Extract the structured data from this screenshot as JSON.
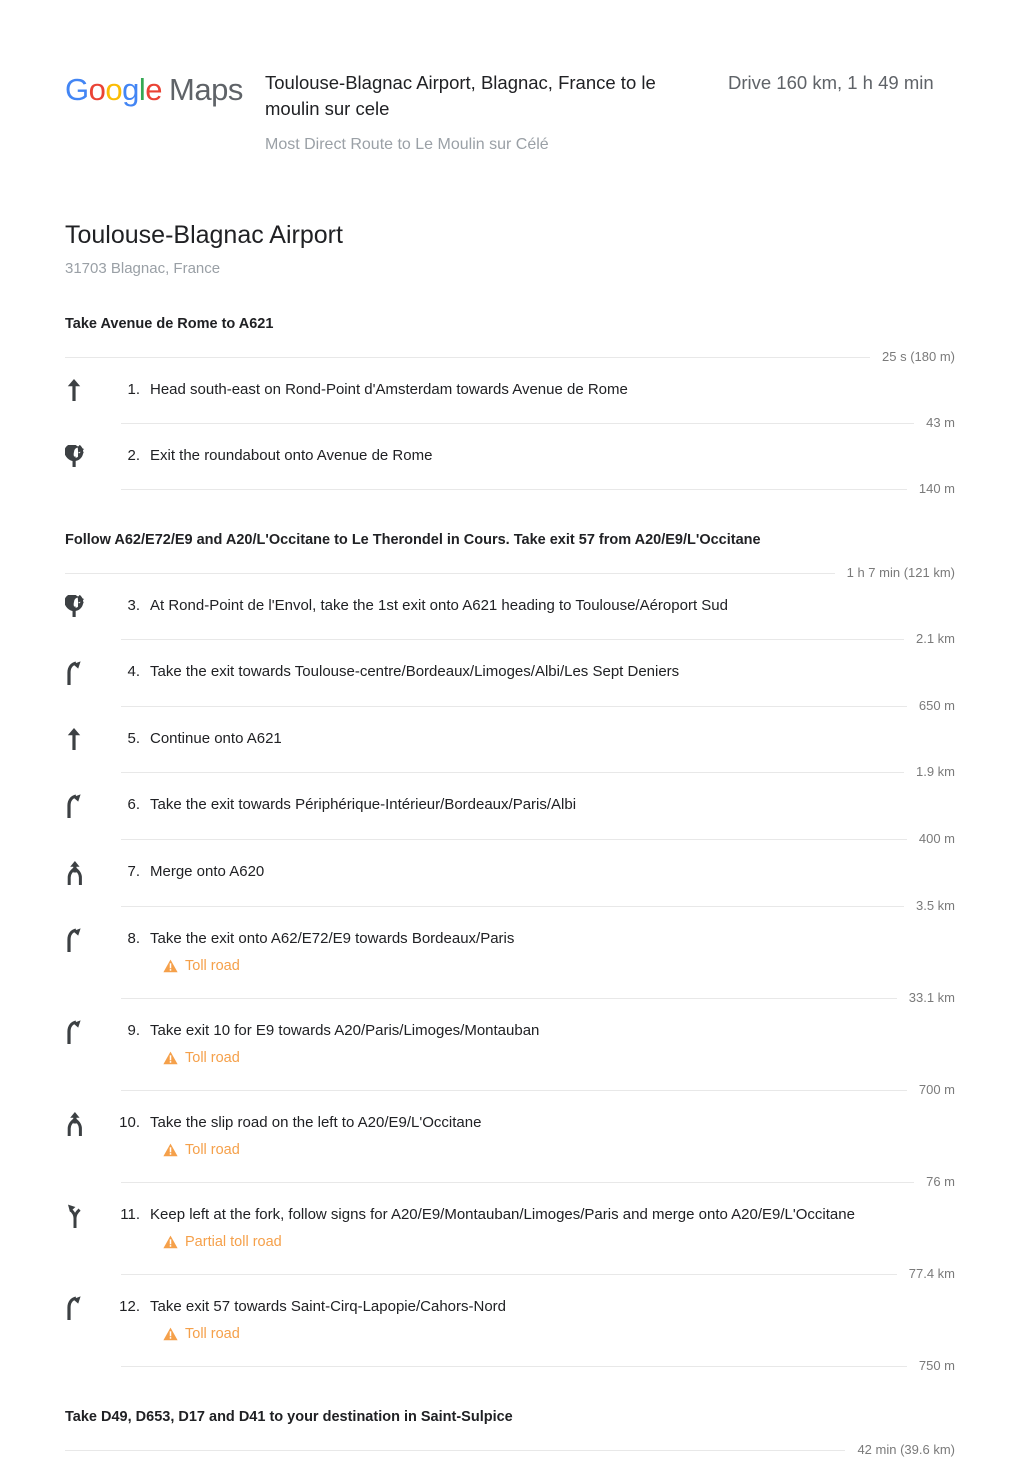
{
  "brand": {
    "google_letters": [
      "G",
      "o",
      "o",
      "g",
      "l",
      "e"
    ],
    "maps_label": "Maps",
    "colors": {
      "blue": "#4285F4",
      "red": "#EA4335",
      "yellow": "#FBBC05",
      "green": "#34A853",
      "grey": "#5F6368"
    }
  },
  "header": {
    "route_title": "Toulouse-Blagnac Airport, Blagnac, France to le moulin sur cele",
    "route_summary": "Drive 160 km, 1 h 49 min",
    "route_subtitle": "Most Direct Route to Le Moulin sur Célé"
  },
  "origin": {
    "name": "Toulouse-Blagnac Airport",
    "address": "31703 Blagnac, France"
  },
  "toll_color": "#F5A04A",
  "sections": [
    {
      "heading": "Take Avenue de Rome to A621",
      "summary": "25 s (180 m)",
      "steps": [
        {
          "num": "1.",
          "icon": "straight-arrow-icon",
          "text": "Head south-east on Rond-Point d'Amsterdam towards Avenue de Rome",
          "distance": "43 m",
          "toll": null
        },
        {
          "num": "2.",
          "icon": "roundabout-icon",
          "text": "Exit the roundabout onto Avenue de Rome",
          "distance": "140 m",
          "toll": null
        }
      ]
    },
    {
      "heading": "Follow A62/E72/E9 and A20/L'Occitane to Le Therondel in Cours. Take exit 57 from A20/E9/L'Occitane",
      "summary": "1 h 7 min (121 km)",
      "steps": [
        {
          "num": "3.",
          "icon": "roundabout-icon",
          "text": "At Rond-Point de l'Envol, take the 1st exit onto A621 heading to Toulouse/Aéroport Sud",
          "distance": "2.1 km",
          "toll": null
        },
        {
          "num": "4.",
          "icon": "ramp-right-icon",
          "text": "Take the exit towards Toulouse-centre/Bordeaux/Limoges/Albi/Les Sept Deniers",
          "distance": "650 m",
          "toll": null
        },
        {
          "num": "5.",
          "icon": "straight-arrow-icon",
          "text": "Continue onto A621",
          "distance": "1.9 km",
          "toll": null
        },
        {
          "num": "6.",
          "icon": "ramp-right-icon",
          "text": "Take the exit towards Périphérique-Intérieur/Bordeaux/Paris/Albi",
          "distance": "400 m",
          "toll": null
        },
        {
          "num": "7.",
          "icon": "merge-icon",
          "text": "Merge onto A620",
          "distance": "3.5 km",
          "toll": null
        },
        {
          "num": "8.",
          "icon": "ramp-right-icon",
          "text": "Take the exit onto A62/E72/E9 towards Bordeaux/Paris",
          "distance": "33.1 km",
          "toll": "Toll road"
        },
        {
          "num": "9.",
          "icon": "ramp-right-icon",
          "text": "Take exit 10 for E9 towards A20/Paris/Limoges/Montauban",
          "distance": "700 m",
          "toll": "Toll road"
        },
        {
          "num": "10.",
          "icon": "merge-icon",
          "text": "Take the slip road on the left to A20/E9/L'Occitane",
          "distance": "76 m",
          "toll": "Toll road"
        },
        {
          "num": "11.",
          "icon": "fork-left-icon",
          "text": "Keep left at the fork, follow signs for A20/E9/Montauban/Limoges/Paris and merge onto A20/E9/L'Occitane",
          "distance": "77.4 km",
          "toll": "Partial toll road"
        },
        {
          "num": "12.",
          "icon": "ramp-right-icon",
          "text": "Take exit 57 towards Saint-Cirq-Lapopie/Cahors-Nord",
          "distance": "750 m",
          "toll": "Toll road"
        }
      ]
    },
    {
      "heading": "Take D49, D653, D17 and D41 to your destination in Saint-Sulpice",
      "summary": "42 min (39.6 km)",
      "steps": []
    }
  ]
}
══════════
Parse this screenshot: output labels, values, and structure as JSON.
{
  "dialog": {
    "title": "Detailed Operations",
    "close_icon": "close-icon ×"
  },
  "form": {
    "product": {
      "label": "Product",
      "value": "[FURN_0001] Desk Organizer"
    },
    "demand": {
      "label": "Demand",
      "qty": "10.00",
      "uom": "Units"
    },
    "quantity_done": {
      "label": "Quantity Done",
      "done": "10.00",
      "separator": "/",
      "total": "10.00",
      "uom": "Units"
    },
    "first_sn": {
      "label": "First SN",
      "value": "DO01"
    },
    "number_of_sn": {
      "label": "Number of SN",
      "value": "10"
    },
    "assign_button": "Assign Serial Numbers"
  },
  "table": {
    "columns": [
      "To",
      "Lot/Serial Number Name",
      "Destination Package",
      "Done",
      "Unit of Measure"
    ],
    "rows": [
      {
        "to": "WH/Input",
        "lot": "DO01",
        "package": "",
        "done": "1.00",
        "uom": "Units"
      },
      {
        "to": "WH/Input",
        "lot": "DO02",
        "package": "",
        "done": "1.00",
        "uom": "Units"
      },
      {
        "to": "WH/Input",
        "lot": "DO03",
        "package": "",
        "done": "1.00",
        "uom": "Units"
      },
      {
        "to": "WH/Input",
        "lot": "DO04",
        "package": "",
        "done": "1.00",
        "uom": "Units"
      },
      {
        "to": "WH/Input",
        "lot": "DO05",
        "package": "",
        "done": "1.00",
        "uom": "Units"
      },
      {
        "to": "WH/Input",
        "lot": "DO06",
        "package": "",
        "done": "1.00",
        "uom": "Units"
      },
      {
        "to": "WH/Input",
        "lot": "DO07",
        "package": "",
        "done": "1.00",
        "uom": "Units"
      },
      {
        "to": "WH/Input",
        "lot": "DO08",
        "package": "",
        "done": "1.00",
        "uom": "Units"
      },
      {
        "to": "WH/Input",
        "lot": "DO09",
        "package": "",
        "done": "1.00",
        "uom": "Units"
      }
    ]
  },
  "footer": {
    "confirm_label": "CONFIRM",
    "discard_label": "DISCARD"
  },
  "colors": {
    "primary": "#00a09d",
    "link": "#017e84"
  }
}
══════════
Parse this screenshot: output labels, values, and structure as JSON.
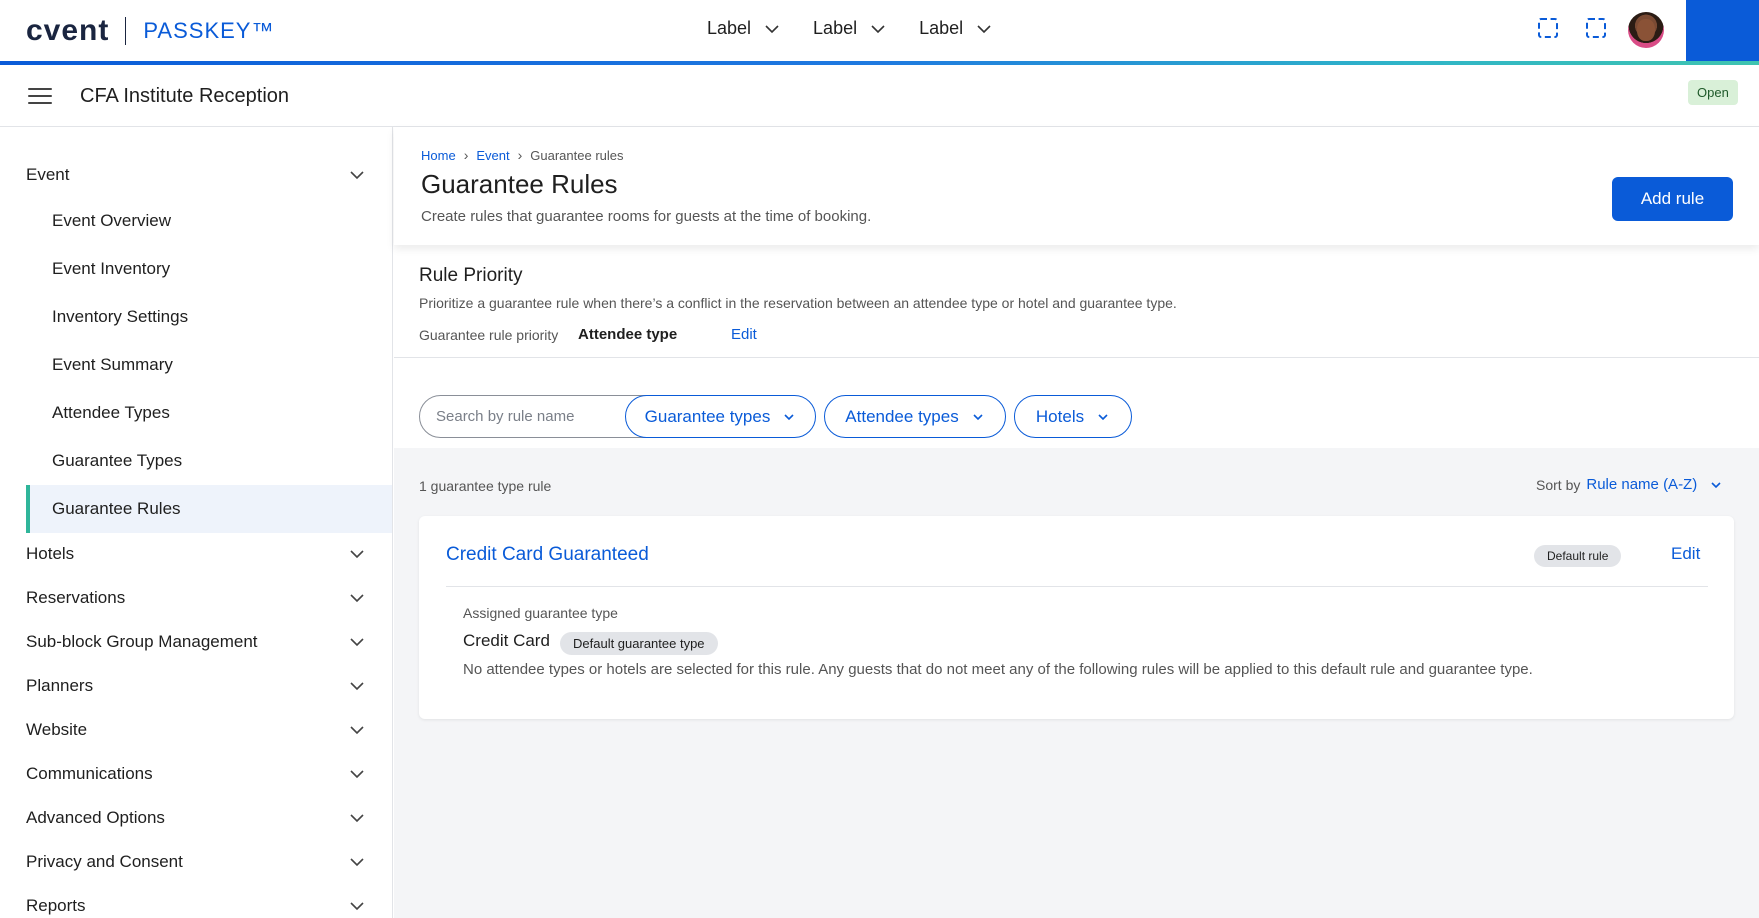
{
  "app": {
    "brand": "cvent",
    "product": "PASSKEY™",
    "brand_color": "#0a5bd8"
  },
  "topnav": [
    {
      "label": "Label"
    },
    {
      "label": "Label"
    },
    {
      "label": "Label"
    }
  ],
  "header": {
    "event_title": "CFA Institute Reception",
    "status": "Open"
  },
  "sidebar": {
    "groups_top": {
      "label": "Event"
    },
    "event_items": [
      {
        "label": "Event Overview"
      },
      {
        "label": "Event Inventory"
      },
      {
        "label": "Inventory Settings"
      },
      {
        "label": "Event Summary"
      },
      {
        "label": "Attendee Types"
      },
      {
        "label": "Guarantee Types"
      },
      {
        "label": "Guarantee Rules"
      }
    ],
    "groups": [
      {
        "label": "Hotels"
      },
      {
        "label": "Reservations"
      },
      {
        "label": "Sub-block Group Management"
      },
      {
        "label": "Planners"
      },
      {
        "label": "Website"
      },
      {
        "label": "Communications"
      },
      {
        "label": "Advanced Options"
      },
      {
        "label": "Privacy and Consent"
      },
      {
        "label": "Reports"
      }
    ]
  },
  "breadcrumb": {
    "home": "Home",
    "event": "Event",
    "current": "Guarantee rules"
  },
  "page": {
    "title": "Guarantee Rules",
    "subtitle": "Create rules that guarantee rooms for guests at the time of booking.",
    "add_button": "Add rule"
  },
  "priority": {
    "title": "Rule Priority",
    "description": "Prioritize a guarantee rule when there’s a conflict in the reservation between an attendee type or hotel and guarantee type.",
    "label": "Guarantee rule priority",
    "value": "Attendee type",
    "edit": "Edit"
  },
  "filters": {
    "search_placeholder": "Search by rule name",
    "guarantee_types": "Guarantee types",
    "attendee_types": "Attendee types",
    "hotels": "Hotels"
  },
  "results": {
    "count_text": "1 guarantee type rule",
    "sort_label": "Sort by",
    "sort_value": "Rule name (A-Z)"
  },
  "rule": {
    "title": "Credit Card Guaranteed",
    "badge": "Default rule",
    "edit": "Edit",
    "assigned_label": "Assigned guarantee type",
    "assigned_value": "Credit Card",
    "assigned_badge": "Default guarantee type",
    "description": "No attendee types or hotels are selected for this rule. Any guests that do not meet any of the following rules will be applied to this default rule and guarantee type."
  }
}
══════════
### PROBLEM TO SOLVE:
Give the number of lines above that hold the word "Occitane", and nothing more.

### RESULT OF THE EXERCISE:
3